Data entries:
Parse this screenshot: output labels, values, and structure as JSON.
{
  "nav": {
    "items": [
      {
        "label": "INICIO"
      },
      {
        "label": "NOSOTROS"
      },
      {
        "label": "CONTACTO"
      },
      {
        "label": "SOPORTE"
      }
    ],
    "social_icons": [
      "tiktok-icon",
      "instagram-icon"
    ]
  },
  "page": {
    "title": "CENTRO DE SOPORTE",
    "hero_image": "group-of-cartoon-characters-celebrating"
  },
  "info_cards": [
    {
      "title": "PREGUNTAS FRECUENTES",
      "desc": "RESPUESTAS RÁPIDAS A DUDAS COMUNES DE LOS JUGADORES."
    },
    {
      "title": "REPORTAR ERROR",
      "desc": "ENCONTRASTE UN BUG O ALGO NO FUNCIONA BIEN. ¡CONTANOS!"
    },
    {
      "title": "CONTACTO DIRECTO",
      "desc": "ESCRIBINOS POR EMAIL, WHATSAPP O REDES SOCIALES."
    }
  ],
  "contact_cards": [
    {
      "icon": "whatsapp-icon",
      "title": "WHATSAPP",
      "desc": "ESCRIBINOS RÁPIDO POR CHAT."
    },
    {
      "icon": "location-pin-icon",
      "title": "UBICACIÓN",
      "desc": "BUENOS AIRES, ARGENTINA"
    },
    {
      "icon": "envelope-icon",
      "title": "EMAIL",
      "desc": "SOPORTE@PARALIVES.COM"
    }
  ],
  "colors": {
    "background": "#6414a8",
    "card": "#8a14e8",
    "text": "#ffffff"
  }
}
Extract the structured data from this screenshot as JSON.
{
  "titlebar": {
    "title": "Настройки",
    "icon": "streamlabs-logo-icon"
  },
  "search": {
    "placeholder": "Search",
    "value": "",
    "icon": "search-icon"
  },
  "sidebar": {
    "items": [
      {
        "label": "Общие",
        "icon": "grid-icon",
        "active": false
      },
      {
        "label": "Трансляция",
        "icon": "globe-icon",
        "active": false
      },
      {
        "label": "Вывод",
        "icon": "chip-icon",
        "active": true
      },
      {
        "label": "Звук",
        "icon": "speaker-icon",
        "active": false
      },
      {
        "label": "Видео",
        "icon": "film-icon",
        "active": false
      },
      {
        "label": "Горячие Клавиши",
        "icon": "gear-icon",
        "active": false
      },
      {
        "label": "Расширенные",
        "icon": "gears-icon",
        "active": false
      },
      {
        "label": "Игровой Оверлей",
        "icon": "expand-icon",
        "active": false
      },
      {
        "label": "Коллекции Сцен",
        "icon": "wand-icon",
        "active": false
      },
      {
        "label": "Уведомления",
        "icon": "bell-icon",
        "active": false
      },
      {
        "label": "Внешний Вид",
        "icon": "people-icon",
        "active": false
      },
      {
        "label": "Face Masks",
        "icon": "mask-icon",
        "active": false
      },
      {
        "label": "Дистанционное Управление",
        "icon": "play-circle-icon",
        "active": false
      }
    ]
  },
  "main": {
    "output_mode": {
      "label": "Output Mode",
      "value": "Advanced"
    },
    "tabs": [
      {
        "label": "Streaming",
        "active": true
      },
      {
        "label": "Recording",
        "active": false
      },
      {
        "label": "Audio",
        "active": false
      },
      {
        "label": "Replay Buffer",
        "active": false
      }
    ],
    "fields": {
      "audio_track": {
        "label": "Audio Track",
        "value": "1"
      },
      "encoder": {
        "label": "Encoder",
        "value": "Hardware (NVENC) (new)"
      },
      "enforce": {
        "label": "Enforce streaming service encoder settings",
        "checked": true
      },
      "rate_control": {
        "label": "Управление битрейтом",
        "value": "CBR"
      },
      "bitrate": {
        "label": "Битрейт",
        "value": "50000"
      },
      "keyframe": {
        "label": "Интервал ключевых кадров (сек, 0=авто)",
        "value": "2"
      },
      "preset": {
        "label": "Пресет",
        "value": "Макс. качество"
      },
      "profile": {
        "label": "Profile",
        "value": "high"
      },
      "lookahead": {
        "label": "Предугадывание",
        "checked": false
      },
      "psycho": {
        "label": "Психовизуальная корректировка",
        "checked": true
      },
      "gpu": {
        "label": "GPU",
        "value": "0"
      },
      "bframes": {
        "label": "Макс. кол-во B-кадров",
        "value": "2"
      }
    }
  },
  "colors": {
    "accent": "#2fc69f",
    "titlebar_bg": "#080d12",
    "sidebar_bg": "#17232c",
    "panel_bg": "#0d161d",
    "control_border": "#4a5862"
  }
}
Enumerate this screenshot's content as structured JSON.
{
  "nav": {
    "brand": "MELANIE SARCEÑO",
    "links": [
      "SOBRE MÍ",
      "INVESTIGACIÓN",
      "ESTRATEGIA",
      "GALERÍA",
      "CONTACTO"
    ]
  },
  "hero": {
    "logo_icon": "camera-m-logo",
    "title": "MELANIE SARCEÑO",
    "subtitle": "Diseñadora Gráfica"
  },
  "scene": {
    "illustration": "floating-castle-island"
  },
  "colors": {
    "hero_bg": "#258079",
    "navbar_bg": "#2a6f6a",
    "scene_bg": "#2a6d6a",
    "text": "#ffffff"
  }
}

▶ [Work to do] Set out the complete listing exactly as shown.

▶ [Correct result]
Parse this screenshot: output labels, values, and structure as JSON.
{
  "nav": {
    "items": [
      {
        "label": "INICIO"
      },
      {
        "label": "NOSOTROS"
      },
      {
        "label": "CONTACTO"
      },
      {
        "label": "SOPORTE"
      }
    ],
    "social_icons": [
      "tiktok-icon",
      "instagram-icon"
    ]
  },
  "page": {
    "title": "CENTRO DE SOPORTE",
    "hero_image": "group-of-cartoon-characters-celebrating"
  },
  "info_cards": [
    {
      "title": "PREGUNTAS FRECUENTES",
      "desc": "RESPUESTAS RÁPIDAS A DUDAS COMUNES DE LOS JUGADORES."
    },
    {
      "title": "REPORTAR ERROR",
      "desc": "ENCONTRASTE UN BUG O ALGO NO FUNCIONA BIEN. ¡CONTANOS!"
    },
    {
      "title": "CONTACTO DIRECTO",
      "desc": "ESCRIBINOS POR EMAIL, WHATSAPP O REDES SOCIALES."
    }
  ],
  "contact_cards": [
    {
      "icon": "whatsapp-icon",
      "title": "WHATSAPP",
      "desc": "ESCRIBINOS RÁPIDO POR CHAT."
    },
    {
      "icon": "location-pin-icon",
      "title": "UBICACIÓN",
      "desc": "BUENOS AIRES, ARGENTINA"
    },
    {
      "icon": "envelope-icon",
      "title": "EMAIL",
      "desc": "SOPORTE@PARALIVES.COM"
    }
  ],
  "colors": {
    "background": "#6414a8",
    "card": "#8a14e8",
    "text": "#ffffff"
  }
}
Extract the structured data from this screenshot as JSON.
{
  "titlebar": {
    "title": "Настройки",
    "icon": "streamlabs-logo-icon"
  },
  "search": {
    "placeholder": "Search",
    "value": "",
    "icon": "search-icon"
  },
  "sidebar": {
    "items": [
      {
        "label": "Общие",
        "icon": "grid-icon",
        "active": false
      },
      {
        "label": "Трансляция",
        "icon": "globe-icon",
        "active": false
      },
      {
        "label": "Вывод",
        "icon": "chip-icon",
        "active": true
      },
      {
        "label": "Звук",
        "icon": "speaker-icon",
        "active": false
      },
      {
        "label": "Видео",
        "icon": "film-icon",
        "active": false
      },
      {
        "label": "Горячие Клавиши",
        "icon": "gear-icon",
        "active": false
      },
      {
        "label": "Расширенные",
        "icon": "gears-icon",
        "active": false
      },
      {
        "label": "Игровой Оверлей",
        "icon": "expand-icon",
        "active": false
      },
      {
        "label": "Коллекции Сцен",
        "icon": "wand-icon",
        "active": false
      },
      {
        "label": "Уведомления",
        "icon": "bell-icon",
        "active": false
      },
      {
        "label": "Внешний Вид",
        "icon": "people-icon",
        "active": false
      },
      {
        "label": "Face Masks",
        "icon": "mask-icon",
        "active": false
      },
      {
        "label": "Дистанционное Управление",
        "icon": "play-circle-icon",
        "active": false
      }
    ]
  },
  "main": {
    "output_mode": {
      "label": "Output Mode",
      "value": "Advanced"
    },
    "tabs": [
      {
        "label": "Streaming",
        "active": true
      },
      {
        "label": "Recording",
        "active": false
      },
      {
        "label": "Audio",
        "active": false
      },
      {
        "label": "Replay Buffer",
        "active": false
      }
    ],
    "fields": {
      "audio_track": {
        "label": "Audio Track",
        "value": "1"
      },
      "encoder": {
        "label": "Encoder",
        "value": "Hardware (NVENC) (new)"
      },
      "enforce": {
        "label": "Enforce streaming service encoder settings",
        "checked": true
      },
      "rate_control": {
        "label": "Управление битрейтом",
        "value": "CBR"
      },
      "bitrate": {
        "label": "Битрейт",
        "value": "50000"
      },
      "keyframe": {
        "label": "Интервал ключевых кадров (сек, 0=авто)",
        "value": "2"
      },
      "preset": {
        "label": "Пресет",
        "value": "Макс. качество"
      },
      "profile": {
        "label": "Profile",
        "value": "high"
      },
      "lookahead": {
        "label": "Предугадывание",
        "checked": false
      },
      "psycho": {
        "label": "Психовизуальная корректировка",
        "checked": true
      },
      "gpu": {
        "label": "GPU",
        "value": "0"
      },
      "bframes": {
        "label": "Макс. кол-во B-кадров",
        "value": "2"
      }
    }
  },
  "colors": {
    "accent": "#2fc69f",
    "titlebar_bg": "#080d12",
    "sidebar_bg": "#17232c",
    "panel_bg": "#0d161d",
    "control_border": "#4a5862"
  }
}
Enumerate this screenshot's content as structured JSON.
{
  "nav": {
    "brand": "MELANIE SARCEÑO",
    "links": [
      "SOBRE MÍ",
      "INVESTIGACIÓN",
      "ESTRATEGIA",
      "GALERÍA",
      "CONTACTO"
    ]
  },
  "hero": {
    "logo_icon": "camera-m-logo",
    "title": "MELANIE SARCEÑO",
    "subtitle": "Diseñadora Gráfica"
  },
  "scene": {
    "illustration": "floating-castle-island"
  },
  "colors": {
    "hero_bg": "#258079",
    "navbar_bg": "#2a6f6a",
    "scene_bg": "#2a6d6a",
    "text": "#ffffff"
  }
}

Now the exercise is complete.